Copy each line holding the string "Smirnov".

++++++

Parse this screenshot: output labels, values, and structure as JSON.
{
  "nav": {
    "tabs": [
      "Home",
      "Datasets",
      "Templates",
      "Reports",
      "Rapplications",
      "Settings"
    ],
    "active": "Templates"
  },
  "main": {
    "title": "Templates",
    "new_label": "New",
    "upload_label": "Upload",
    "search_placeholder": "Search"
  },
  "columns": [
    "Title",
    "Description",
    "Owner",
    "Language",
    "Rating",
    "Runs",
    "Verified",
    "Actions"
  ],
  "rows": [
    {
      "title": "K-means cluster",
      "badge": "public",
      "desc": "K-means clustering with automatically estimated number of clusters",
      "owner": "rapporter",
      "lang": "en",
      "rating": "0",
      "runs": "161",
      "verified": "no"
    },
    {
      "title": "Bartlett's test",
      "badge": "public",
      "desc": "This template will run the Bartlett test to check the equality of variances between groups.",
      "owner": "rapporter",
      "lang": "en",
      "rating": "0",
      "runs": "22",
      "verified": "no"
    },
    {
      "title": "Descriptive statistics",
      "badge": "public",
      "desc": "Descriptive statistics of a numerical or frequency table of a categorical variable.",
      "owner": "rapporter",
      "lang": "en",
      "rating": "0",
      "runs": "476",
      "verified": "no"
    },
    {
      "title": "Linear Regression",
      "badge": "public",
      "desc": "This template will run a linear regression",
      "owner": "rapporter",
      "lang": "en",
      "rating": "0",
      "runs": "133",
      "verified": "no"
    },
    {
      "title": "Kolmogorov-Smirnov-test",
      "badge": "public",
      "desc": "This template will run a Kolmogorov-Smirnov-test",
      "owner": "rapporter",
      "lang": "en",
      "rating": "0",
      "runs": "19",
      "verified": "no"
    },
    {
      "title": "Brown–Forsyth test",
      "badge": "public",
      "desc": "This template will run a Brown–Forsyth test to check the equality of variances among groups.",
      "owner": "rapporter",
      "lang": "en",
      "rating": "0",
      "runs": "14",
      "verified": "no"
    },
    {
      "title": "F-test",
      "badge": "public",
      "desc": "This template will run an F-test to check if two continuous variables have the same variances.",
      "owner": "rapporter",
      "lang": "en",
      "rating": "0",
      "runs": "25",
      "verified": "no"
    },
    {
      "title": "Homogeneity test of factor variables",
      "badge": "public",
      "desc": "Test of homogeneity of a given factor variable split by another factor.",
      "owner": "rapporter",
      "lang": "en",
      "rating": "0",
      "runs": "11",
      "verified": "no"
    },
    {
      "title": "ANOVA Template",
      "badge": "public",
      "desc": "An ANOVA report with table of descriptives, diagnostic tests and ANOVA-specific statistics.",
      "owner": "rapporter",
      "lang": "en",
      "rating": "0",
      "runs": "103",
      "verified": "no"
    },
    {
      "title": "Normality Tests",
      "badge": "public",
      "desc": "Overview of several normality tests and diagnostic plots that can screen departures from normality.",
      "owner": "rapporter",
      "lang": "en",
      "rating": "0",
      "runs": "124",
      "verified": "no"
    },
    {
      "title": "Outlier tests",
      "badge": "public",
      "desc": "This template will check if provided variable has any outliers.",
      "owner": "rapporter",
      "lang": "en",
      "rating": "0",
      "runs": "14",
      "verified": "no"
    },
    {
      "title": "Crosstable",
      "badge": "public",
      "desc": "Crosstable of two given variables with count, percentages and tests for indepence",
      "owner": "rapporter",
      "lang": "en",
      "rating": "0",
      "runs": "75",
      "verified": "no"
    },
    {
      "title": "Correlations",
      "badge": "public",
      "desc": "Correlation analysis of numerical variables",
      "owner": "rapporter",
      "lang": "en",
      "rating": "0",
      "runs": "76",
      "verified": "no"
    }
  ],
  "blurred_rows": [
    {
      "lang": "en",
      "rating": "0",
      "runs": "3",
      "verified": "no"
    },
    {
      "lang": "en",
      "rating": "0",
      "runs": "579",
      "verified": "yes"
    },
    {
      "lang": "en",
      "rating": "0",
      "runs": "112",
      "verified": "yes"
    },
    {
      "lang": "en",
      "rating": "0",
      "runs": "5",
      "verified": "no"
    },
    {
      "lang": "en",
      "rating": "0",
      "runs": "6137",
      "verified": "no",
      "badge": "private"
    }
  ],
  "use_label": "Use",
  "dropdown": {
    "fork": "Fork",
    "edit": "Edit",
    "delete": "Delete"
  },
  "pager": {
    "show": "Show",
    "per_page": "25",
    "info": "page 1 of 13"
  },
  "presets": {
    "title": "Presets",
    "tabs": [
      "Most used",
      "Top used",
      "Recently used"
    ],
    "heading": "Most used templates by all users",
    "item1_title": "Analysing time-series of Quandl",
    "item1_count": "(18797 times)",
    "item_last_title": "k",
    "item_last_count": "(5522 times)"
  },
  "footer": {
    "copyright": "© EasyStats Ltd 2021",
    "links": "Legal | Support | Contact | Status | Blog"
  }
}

++++++

Solved problem:
      "title": "Kolmogorov-Smirnov-test",
      "desc": "This template will run a Kolmogorov-Smirnov-test",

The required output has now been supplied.